— start Data extract —

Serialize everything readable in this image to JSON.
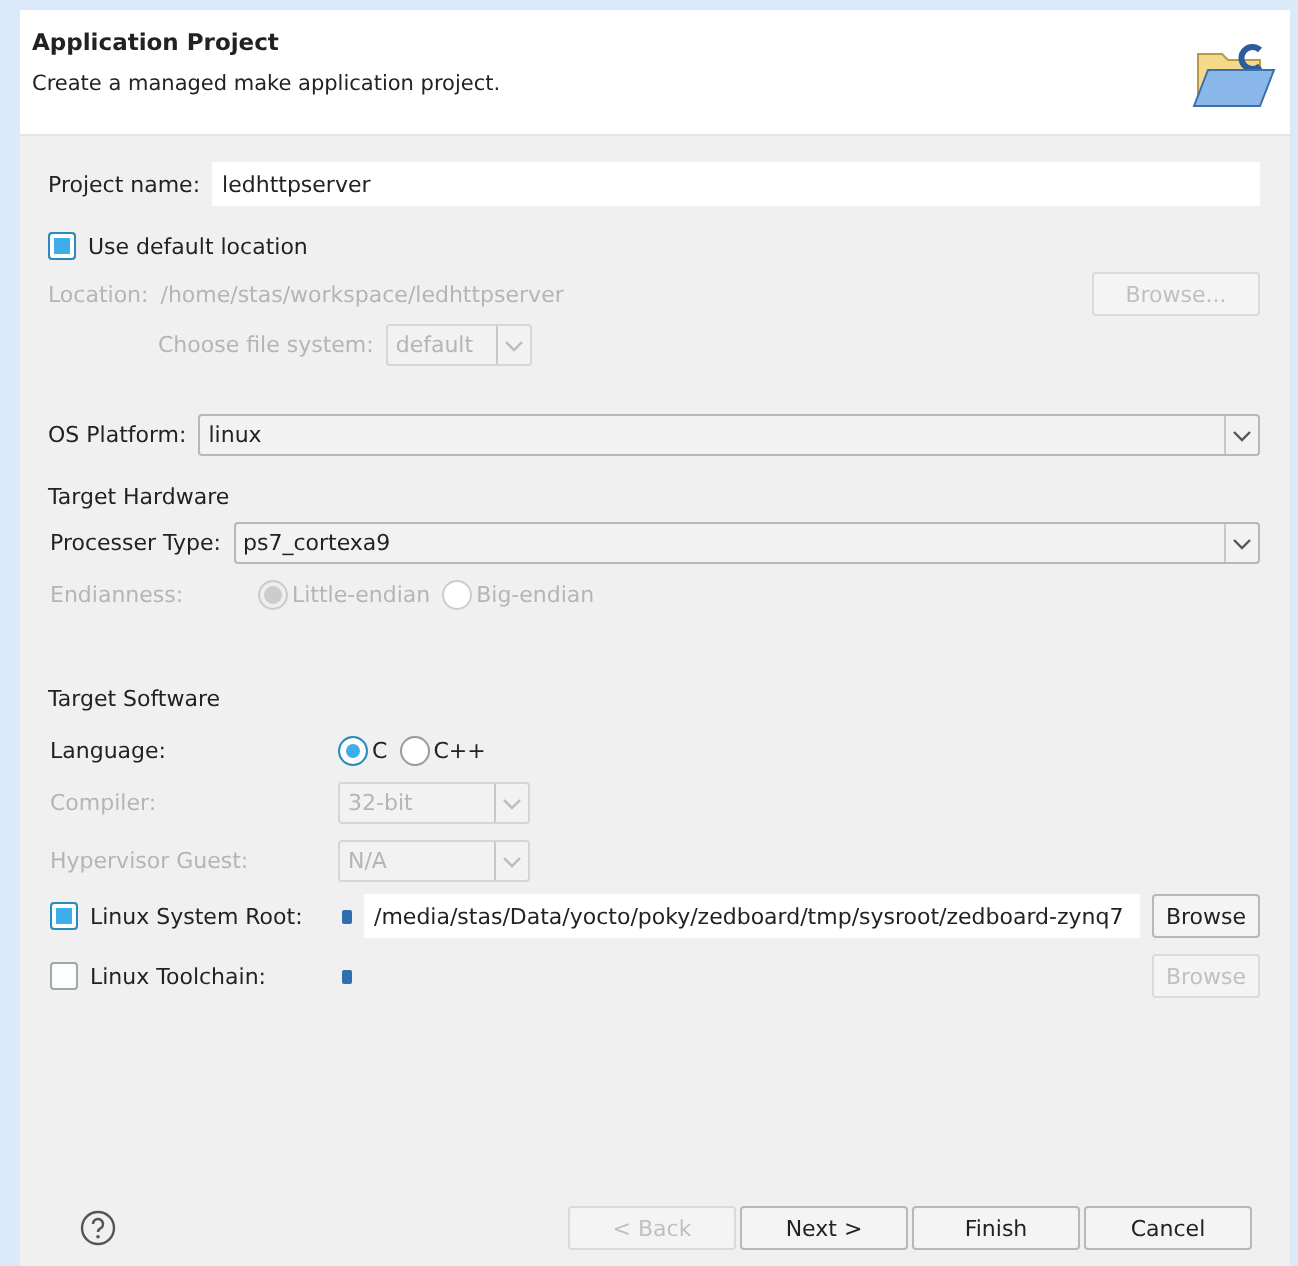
{
  "header": {
    "title": "Application Project",
    "description": "Create a managed make application project."
  },
  "project_name": {
    "label": "Project name:",
    "value": "ledhttpserver"
  },
  "use_default_location": {
    "label": "Use default location",
    "checked": true
  },
  "location": {
    "label": "Location:",
    "value": "/home/stas/workspace/ledhttpserver",
    "disabled": true,
    "browse": {
      "label": "Browse...",
      "disabled": true
    }
  },
  "file_system": {
    "label": "Choose file system:",
    "value": "default",
    "disabled": true
  },
  "os_platform": {
    "label": "OS Platform:",
    "value": "linux"
  },
  "target_hardware": {
    "title": "Target Hardware",
    "processor": {
      "label": "Processer Type:",
      "value": "ps7_cortexa9"
    },
    "endianness": {
      "label": "Endianness:",
      "disabled": true,
      "options": [
        {
          "label": "Little-endian",
          "selected": true
        },
        {
          "label": "Big-endian",
          "selected": false
        }
      ]
    }
  },
  "target_software": {
    "title": "Target Software",
    "language": {
      "label": "Language:",
      "options": [
        {
          "label": "C",
          "selected": true
        },
        {
          "label": "C++",
          "selected": false
        }
      ]
    },
    "compiler": {
      "label": "Compiler:",
      "value": "32-bit",
      "disabled": true
    },
    "hypervisor": {
      "label": "Hypervisor Guest:",
      "value": "N/A",
      "disabled": true
    },
    "paths": [
      {
        "label": "Linux System Root:",
        "checked": true,
        "value": "/media/stas/Data/yocto/poky/zedboard/tmp/sysroot/zedboard-zynq7",
        "browse": {
          "label": "Browse",
          "disabled": false
        }
      },
      {
        "label": "Linux Toolchain:",
        "checked": false,
        "browse": {
          "label": "Browse",
          "disabled": true
        }
      }
    ]
  },
  "buttons": [
    {
      "label": "< Back",
      "disabled": true
    },
    {
      "label": "Next >",
      "disabled": false
    },
    {
      "label": "Finish",
      "disabled": false
    },
    {
      "label": "Cancel",
      "disabled": false
    }
  ]
}
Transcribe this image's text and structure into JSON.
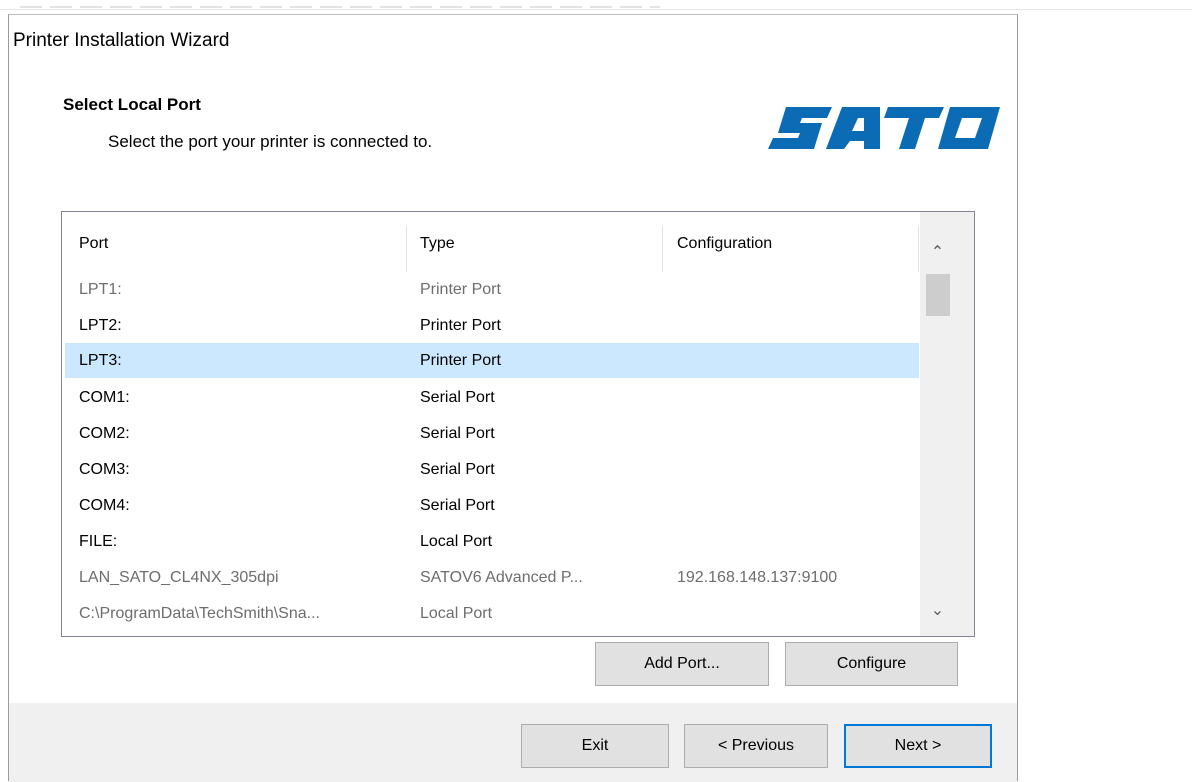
{
  "window": {
    "title": "Printer Installation Wizard"
  },
  "header": {
    "heading": "Select Local Port",
    "subheading": "Select the port your printer is connected to.",
    "logo_text": "SATO",
    "logo_color": "#0b6cb5"
  },
  "port_list": {
    "columns": [
      "Port",
      "Type",
      "Configuration"
    ],
    "rows": [
      {
        "port": "LPT1:",
        "type": "Printer Port",
        "configuration": "",
        "state": "disabled"
      },
      {
        "port": "LPT2:",
        "type": "Printer Port",
        "configuration": "",
        "state": "normal"
      },
      {
        "port": "LPT3:",
        "type": "Printer Port",
        "configuration": "",
        "state": "selected"
      },
      {
        "port": "COM1:",
        "type": "Serial Port",
        "configuration": "",
        "state": "normal"
      },
      {
        "port": "COM2:",
        "type": "Serial Port",
        "configuration": "",
        "state": "normal"
      },
      {
        "port": "COM3:",
        "type": "Serial Port",
        "configuration": "",
        "state": "normal"
      },
      {
        "port": "COM4:",
        "type": "Serial Port",
        "configuration": "",
        "state": "normal"
      },
      {
        "port": "FILE:",
        "type": "Local Port",
        "configuration": "",
        "state": "normal"
      },
      {
        "port": "LAN_SATO_CL4NX_305dpi",
        "type": "SATOV6 Advanced P...",
        "configuration": "192.168.148.137:9100",
        "state": "disabled"
      },
      {
        "port": "C:\\ProgramData\\TechSmith\\Sna...",
        "type": "Local Port",
        "configuration": "",
        "state": "disabled"
      }
    ],
    "scrollbar": {
      "up_icon": "chevron-up-icon",
      "down_icon": "chevron-down-icon"
    }
  },
  "actions": {
    "add_port": "Add Port...",
    "configure": "Configure"
  },
  "footer": {
    "exit": "Exit",
    "previous": "< Previous",
    "next": "Next >"
  },
  "colors": {
    "selection": "#cce8ff",
    "default_button_border": "#0078d7",
    "footer_background": "#f0f0f0"
  }
}
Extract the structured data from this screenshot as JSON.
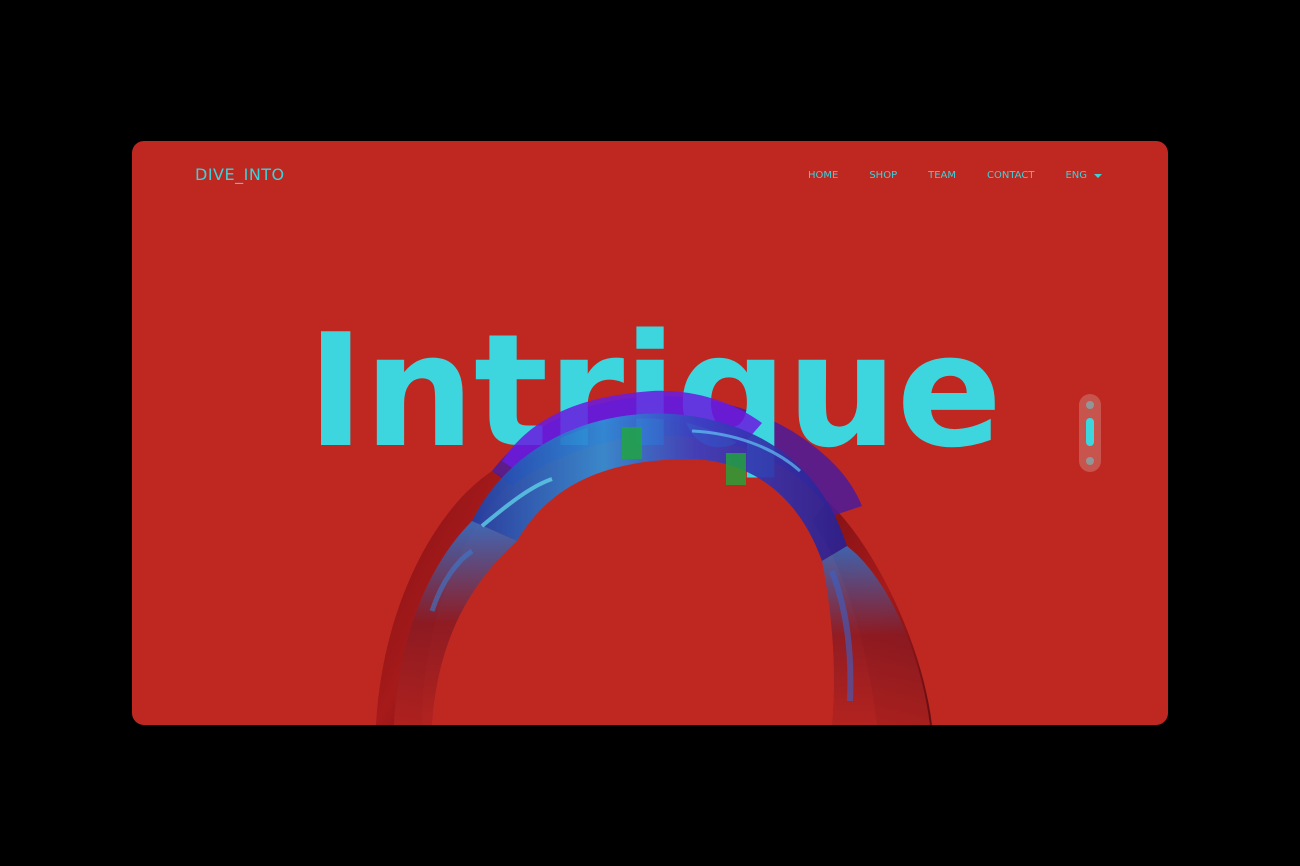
{
  "header": {
    "logo": "DIVE_INTO",
    "nav": [
      {
        "label": "HOME"
      },
      {
        "label": "SHOP"
      },
      {
        "label": "TEAM"
      },
      {
        "label": "CONTACT"
      }
    ],
    "language": "ENG"
  },
  "hero": {
    "headline": "Intrique"
  },
  "colors": {
    "background": "#000000",
    "panel": "#bf2821",
    "accent": "#39d3dd"
  },
  "icons": {
    "language_caret": "chevron-down-icon",
    "scroll": "scroll-indicator-icon"
  }
}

— end Data extract —

Extract all the entries word for word; omit any pictures.

Serialize everything readable in this image to JSON.
{
  "header": {
    "title": "Application Project",
    "description": "Create a managed make application project."
  },
  "project_name": {
    "label": "Project name:",
    "value": "ledhttpserver"
  },
  "use_default_location": {
    "label": "Use default location",
    "checked": true
  },
  "location": {
    "label": "Location:",
    "value": "/home/stas/workspace/ledhttpserver",
    "disabled": true,
    "browse": {
      "label": "Browse...",
      "disabled": true
    }
  },
  "file_system": {
    "label": "Choose file system:",
    "value": "default",
    "disabled": true
  },
  "os_platform": {
    "label": "OS Platform:",
    "value": "linux"
  },
  "target_hardware": {
    "title": "Target Hardware",
    "processor": {
      "label": "Processer Type:",
      "value": "ps7_cortexa9"
    },
    "endianness": {
      "label": "Endianness:",
      "disabled": true,
      "options": [
        {
          "label": "Little-endian",
          "selected": true
        },
        {
          "label": "Big-endian",
          "selected": false
        }
      ]
    }
  },
  "target_software": {
    "title": "Target Software",
    "language": {
      "label": "Language:",
      "options": [
        {
          "label": "C",
          "selected": true
        },
        {
          "label": "C++",
          "selected": false
        }
      ]
    },
    "compiler": {
      "label": "Compiler:",
      "value": "32-bit",
      "disabled": true
    },
    "hypervisor": {
      "label": "Hypervisor Guest:",
      "value": "N/A",
      "disabled": true
    },
    "paths": [
      {
        "label": "Linux System Root:",
        "checked": true,
        "value": "/media/stas/Data/yocto/poky/zedboard/tmp/sysroot/zedboard-zynq7",
        "browse": {
          "label": "Browse",
          "disabled": false
        }
      },
      {
        "label": "Linux Toolchain:",
        "checked": false,
        "browse": {
          "label": "Browse",
          "disabled": true
        }
      }
    ]
  },
  "buttons": [
    {
      "label": "< Back",
      "disabled": true
    },
    {
      "label": "Next >",
      "disabled": false
    },
    {
      "label": "Finish",
      "disabled": false
    },
    {
      "label": "Cancel",
      "disabled": false
    }
  ]
}
Transcribe this image's text and structure into JSON.
{
  "window": {
    "title": "Printer Installation Wizard"
  },
  "header": {
    "heading": "Select Local Port",
    "subheading": "Select the port your printer is connected to.",
    "logo_text": "SATO",
    "logo_color": "#0b6cb5"
  },
  "port_list": {
    "columns": [
      "Port",
      "Type",
      "Configuration"
    ],
    "rows": [
      {
        "port": "LPT1:",
        "type": "Printer Port",
        "configuration": "",
        "state": "disabled"
      },
      {
        "port": "LPT2:",
        "type": "Printer Port",
        "configuration": "",
        "state": "normal"
      },
      {
        "port": "LPT3:",
        "type": "Printer Port",
        "configuration": "",
        "state": "selected"
      },
      {
        "port": "COM1:",
        "type": "Serial Port",
        "configuration": "",
        "state": "normal"
      },
      {
        "port": "COM2:",
        "type": "Serial Port",
        "configuration": "",
        "state": "normal"
      },
      {
        "port": "COM3:",
        "type": "Serial Port",
        "configuration": "",
        "state": "normal"
      },
      {
        "port": "COM4:",
        "type": "Serial Port",
        "configuration": "",
        "state": "normal"
      },
      {
        "port": "FILE:",
        "type": "Local Port",
        "configuration": "",
        "state": "normal"
      },
      {
        "port": "LAN_SATO_CL4NX_305dpi",
        "type": "SATOV6 Advanced P...",
        "configuration": "192.168.148.137:9100",
        "state": "disabled"
      },
      {
        "port": "C:\\ProgramData\\TechSmith\\Sna...",
        "type": "Local Port",
        "configuration": "",
        "state": "disabled"
      }
    ],
    "scrollbar": {
      "up_icon": "chevron-up-icon",
      "down_icon": "chevron-down-icon"
    }
  },
  "actions": {
    "add_port": "Add Port...",
    "configure": "Configure"
  },
  "footer": {
    "exit": "Exit",
    "previous": "< Previous",
    "next": "Next >"
  },
  "colors": {
    "selection": "#cce8ff",
    "default_button_border": "#0078d7",
    "footer_background": "#f0f0f0"
  }
}
Extract the structured data from this screenshot as JSON.
{
  "header": {
    "logo": "DIVE_INTO",
    "nav": [
      {
        "label": "HOME"
      },
      {
        "label": "SHOP"
      },
      {
        "label": "TEAM"
      },
      {
        "label": "CONTACT"
      }
    ],
    "language": "ENG"
  },
  "hero": {
    "headline": "Intrique"
  },
  "colors": {
    "background": "#000000",
    "panel": "#bf2821",
    "accent": "#39d3dd"
  },
  "icons": {
    "language_caret": "chevron-down-icon",
    "scroll": "scroll-indicator-icon"
  }
}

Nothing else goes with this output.